== Stored rows ==
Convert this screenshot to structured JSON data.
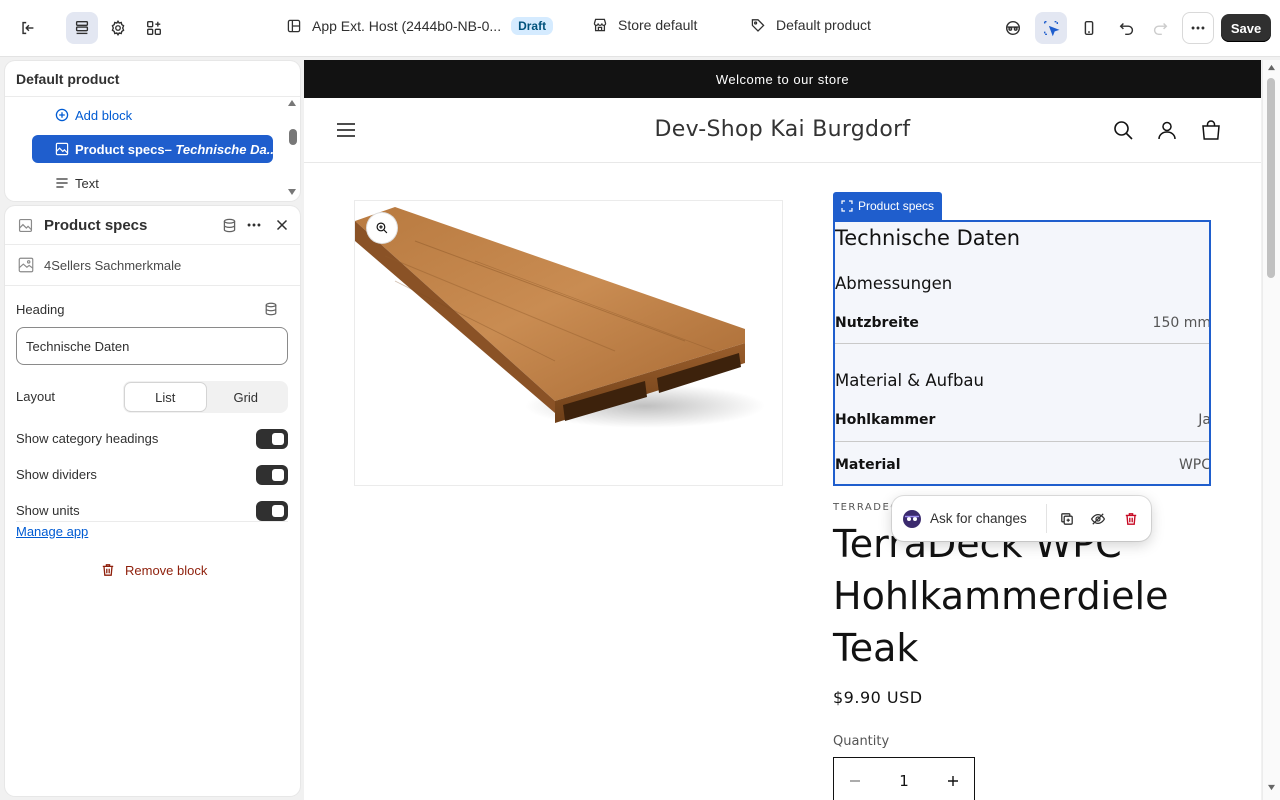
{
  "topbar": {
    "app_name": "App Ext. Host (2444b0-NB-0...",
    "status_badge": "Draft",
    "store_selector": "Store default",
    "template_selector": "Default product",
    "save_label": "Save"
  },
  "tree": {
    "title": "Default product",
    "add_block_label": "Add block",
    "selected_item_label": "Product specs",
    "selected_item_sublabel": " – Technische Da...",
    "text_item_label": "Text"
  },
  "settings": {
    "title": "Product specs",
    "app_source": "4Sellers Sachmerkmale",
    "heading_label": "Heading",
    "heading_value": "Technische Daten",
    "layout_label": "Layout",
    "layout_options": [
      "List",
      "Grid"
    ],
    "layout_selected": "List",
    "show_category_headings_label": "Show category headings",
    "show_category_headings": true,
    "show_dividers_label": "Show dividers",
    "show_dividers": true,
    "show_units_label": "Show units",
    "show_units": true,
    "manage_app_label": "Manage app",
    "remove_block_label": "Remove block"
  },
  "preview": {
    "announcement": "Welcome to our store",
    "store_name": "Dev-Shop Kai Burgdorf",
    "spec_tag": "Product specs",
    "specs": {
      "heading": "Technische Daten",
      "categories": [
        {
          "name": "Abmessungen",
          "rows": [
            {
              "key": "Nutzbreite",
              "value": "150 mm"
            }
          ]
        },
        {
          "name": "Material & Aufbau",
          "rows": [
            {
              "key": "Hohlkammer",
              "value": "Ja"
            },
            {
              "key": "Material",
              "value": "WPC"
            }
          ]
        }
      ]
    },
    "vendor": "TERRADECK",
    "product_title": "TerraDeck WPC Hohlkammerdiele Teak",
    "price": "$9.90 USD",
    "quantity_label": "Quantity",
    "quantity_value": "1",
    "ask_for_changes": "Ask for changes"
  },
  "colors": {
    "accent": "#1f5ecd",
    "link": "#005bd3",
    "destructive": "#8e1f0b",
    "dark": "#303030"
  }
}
* * *
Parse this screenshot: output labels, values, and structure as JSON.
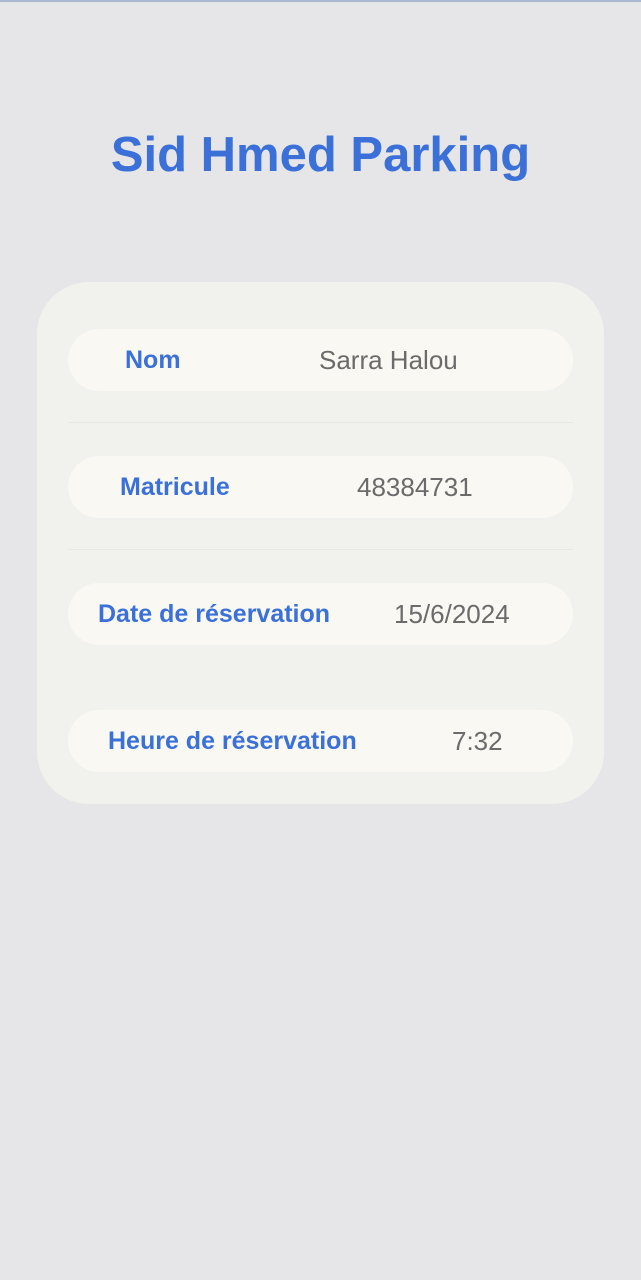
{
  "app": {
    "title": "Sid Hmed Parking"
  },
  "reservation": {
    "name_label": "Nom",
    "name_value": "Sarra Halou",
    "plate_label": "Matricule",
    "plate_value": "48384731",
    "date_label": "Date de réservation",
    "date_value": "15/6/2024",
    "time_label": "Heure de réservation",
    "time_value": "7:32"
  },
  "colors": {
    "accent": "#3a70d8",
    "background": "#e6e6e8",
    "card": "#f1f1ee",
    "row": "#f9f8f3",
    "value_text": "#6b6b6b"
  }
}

== Your instructions ==
Find each line holding the word "réservation" and copy it.

== Answer to the problem ==
    "date_label": "Date de réservation",
    "time_label": "Heure de réservation",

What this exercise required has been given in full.